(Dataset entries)
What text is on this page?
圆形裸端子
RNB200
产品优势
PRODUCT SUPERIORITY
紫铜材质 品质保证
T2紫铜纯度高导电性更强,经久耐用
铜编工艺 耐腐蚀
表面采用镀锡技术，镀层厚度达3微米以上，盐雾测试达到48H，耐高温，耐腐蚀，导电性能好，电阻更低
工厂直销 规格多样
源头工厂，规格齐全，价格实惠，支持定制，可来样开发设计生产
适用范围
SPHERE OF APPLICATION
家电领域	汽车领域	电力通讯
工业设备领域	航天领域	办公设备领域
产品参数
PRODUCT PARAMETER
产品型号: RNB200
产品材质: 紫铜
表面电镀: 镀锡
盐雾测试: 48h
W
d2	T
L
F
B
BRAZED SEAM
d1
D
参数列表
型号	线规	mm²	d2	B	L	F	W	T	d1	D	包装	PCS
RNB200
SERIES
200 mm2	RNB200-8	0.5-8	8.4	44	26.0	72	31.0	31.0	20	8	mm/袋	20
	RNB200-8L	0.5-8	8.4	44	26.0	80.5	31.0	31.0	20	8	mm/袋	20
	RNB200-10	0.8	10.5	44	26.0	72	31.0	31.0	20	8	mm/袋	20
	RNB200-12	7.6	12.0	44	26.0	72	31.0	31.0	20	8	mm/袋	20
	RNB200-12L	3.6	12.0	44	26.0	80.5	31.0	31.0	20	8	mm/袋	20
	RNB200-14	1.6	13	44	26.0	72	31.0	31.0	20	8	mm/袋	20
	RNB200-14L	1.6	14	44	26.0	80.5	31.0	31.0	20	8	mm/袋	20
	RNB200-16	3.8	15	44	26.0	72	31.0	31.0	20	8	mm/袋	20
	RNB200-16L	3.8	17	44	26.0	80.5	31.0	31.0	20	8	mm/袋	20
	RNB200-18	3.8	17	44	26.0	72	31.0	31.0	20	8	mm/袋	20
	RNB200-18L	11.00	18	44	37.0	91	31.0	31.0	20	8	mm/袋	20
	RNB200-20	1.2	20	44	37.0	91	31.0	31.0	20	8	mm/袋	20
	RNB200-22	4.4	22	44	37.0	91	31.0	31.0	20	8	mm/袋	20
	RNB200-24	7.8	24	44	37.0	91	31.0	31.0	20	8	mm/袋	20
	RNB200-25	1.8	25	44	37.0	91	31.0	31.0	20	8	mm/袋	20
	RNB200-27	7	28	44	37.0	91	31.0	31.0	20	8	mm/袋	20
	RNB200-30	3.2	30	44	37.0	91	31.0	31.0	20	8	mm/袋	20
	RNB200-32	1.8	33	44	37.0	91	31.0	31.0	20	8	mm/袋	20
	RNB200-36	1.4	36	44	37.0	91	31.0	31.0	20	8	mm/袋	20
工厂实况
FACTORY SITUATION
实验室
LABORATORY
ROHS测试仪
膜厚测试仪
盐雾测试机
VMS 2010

= Your task =
Where a line in the material contains "PRODUCT", copy that line.

= Response =
PRODUCT SUPERIORITY
PRODUCT PARAMETER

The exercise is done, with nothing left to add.